* **WHAT YOU HAVE TO DO**
Can you reproduce the cell identification passage below in full, word for word?

Cell identification.

We used a hierarchical scheme to distinguish stellate cells (SCs), nonstellate principal cells (NSPCs), FS interneurons, and LTS interneurons. SCs were first identified by location in layer II, a sag response of <0.7 (SCs, 0.58 ± 0.01; NSPCs, 0.86 ± 0.01; LTS interneurons, 0.87 ± 0.02; FS interneurons, 0.87 ± 0.16), and input resistance of <90 MΩ (SCs, 38.4 ± 3.1 MΩ; NSPCs, 222.9 ± 10.6 MΩ; LTS interneurons, 276.0 ± 25.2 MΩ; FS interneurons, 94.9 ± 19.7 MΩ; cf. Garden et al., 2008; Pastoll et al., 2013). Putative interneurons were next distinguished from NSPCs by an afterhyperpolarization (AHP) of ≥10 mV (SCs, 5.8 ± 0.5 mV; NSPCs, 0.6 ± 0.4 mV; LTS interneurons, 13.3 ± 0.6 mV; FS interneurons, 21.6 ± 4.0 mV; Jones and Bühl, 1993; Sills et al., 2012; Couey et al., 2013). LTS interneurons were then identified by a rheobase of ≤120 pA (SCs 315.1 ± 32.1 pA; NSPCs, 107.1 ± 5.1 pA; LTS interneurons, 72 ± 6.5 pA; FS interneurons, 327.4 ± 60.6 pA). The remaining neurons were classified as FS interneurons. With these criteria neuronal firing properties during injection of current steps sufficient to trigger spiking for a duration of 3 s were similar to previous descriptions (e.g., median interspike interval: SCs, 108.0 ± 6.5 ms; NSPCs, 168.6 ± 8.89 ms; LTS interneurons, 61.7 ± 6.1 ms; FS interneurons, 19.7 ± 4.2 ms; p < 1 × 10⁻¹⁷, ANOVA; p < 0.005 for FS vs SC or NSPC, and LTS vs NSPC, Tukey's test; mean action potential half-width (in ms): SCs, 0.60 ± 0.02; NSPCs, 0.78 ± 0.02; LTS interneurons, 0.52 ± 0.03; FS interneurons, 0.29 ± 0.06 ms; p < 1 × 10⁻²⁴, ANOVA; p < 0.005 for FS vs SC, NSPC, or LTS, and LTS vs NSPC, Tukey's test; cf. Jones and Bühl, 1993; Pastoll et al., 2013).

* **MATERIAL SHOWN**
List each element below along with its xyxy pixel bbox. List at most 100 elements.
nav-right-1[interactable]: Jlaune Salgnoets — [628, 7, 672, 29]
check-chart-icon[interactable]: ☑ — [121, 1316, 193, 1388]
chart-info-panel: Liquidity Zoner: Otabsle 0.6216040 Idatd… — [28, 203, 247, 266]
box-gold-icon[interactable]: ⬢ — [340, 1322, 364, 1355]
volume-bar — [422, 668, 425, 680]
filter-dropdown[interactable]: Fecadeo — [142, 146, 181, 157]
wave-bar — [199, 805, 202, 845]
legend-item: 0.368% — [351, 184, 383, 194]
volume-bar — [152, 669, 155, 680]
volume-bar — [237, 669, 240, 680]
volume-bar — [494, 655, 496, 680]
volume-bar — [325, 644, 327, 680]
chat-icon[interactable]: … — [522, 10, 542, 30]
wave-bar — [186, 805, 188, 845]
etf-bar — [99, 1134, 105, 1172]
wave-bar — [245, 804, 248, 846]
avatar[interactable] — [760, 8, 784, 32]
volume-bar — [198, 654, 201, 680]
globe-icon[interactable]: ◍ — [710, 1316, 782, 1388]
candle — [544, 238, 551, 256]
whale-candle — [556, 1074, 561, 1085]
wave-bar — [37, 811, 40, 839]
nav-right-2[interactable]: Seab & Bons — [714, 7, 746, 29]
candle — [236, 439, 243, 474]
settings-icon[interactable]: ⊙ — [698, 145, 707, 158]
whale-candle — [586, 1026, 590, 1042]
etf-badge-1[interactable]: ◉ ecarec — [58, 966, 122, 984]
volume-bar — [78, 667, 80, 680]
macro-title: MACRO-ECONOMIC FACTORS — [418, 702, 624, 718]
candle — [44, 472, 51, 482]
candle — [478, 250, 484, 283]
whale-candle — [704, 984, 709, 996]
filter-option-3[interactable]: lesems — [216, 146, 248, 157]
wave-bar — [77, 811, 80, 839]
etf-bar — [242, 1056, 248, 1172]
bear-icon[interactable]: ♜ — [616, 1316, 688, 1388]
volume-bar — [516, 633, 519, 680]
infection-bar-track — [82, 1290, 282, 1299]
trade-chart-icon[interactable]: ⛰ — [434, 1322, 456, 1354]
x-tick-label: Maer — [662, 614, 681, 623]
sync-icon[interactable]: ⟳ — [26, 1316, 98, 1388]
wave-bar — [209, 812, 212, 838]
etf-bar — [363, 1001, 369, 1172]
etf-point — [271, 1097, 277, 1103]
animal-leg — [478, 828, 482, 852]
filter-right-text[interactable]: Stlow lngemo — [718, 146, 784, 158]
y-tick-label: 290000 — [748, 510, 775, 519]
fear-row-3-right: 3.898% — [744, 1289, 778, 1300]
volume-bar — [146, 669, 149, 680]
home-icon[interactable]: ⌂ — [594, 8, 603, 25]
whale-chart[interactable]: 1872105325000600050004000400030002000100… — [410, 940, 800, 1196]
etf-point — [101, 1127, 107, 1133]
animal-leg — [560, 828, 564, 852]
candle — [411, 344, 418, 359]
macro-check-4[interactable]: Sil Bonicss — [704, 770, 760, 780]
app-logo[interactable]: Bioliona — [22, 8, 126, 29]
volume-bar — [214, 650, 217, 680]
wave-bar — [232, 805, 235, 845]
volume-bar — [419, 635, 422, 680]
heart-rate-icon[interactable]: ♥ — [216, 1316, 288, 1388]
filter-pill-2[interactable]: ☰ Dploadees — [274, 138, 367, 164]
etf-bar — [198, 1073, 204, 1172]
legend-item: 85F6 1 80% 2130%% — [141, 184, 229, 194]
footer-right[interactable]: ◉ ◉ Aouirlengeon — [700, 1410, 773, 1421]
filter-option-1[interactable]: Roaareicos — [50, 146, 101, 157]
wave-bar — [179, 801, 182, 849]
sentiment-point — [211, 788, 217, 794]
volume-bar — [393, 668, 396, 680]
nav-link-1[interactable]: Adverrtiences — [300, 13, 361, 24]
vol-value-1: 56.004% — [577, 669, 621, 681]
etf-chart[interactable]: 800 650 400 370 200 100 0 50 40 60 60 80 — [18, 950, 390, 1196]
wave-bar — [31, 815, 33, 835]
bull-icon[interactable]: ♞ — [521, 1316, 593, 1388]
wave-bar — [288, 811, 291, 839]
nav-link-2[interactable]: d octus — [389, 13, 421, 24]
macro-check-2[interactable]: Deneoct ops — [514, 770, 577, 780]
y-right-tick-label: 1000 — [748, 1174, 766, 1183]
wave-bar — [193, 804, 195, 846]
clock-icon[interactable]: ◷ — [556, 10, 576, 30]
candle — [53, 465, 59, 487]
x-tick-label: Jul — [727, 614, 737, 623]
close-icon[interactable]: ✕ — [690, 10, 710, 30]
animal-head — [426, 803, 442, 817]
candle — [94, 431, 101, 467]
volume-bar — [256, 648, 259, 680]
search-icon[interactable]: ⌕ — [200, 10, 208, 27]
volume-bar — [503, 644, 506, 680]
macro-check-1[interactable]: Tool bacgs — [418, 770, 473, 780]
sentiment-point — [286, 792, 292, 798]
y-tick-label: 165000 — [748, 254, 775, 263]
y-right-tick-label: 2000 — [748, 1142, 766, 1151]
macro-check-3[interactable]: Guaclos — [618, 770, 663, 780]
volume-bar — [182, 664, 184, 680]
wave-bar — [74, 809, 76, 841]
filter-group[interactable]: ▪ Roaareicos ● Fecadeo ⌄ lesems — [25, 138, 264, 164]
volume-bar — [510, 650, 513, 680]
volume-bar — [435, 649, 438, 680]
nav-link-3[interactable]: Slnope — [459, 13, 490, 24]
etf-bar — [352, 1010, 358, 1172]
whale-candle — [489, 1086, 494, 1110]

* **EXERCISE ANSWER**
Cell identification.

We used a hierarchical scheme to distinguish stellate cells (SCs), nonstellate principal cells (NSPCs), FS interneurons, and LTS interneurons. SCs were first identified by location in layer II, a sag response of <0.7 (SCs, 0.58 ± 0.01; NSPCs, 0.86 ± 0.01; LTS interneurons, 0.87 ± 0.02; FS interneurons, 0.87 ± 0.16), and input resistance of <90 MΩ (SCs, 38.4 ± 3.1 MΩ; NSPCs, 222.9 ± 10.6 MΩ; LTS interneurons, 276.0 ± 25.2 MΩ; FS interneurons, 94.9 ± 19.7 MΩ; cf. Garden et al., 2008; Pastoll et al., 2013). Putative interneurons were next distinguished from NSPCs by an afterhyperpolarization (AHP) of ≥10 mV (SCs, 5.8 ± 0.5 mV; NSPCs, 0.6 ± 0.4 mV; LTS interneurons, 13.3 ± 0.6 mV; FS interneurons, 21.6 ± 4.0 mV; Jones and Bühl, 1993; Sills et al., 2012; Couey et al., 2013). LTS interneurons were then identified by a rheobase of ≤120 pA (SCs 315.1 ± 32.1 pA; NSPCs, 107.1 ± 5.1 pA; LTS interneurons, 72 ± 6.5 pA; FS interneurons, 327.4 ± 60.6 pA). The remaining neurons were classified as FS interneurons. With these criteria neuronal firing properties during injection of current steps sufficient to trigger spiking for a duration of 3 s were similar to previous descriptions (e.g., median interspike interval: SCs, 108.0 ± 6.5 ms; NSPCs, 168.6 ± 8.89 ms; LTS interneurons, 61.7 ± 6.1 ms; FS interneurons, 19.7 ± 4.2 ms; p < 1 × 10⁻¹⁷, ANOVA; p < 0.005 for FS vs SC or NSPC, and LTS vs NSPC, Tukey's test; mean action potential half-width (in ms): SCs, 0.60 ± 0.02; NSPCs, 0.78 ± 0.02; LTS interneurons, 0.52 ± 0.03; FS interneurons, 0.29 ± 0.06 ms; p < 1 × 10⁻²⁴, ANOVA; p < 0.005 for FS vs SC, NSPC, or LTS, and LTS vs NSPC, Tukey's test; cf. Jones and Bühl, 1993; Pastoll et al., 2013).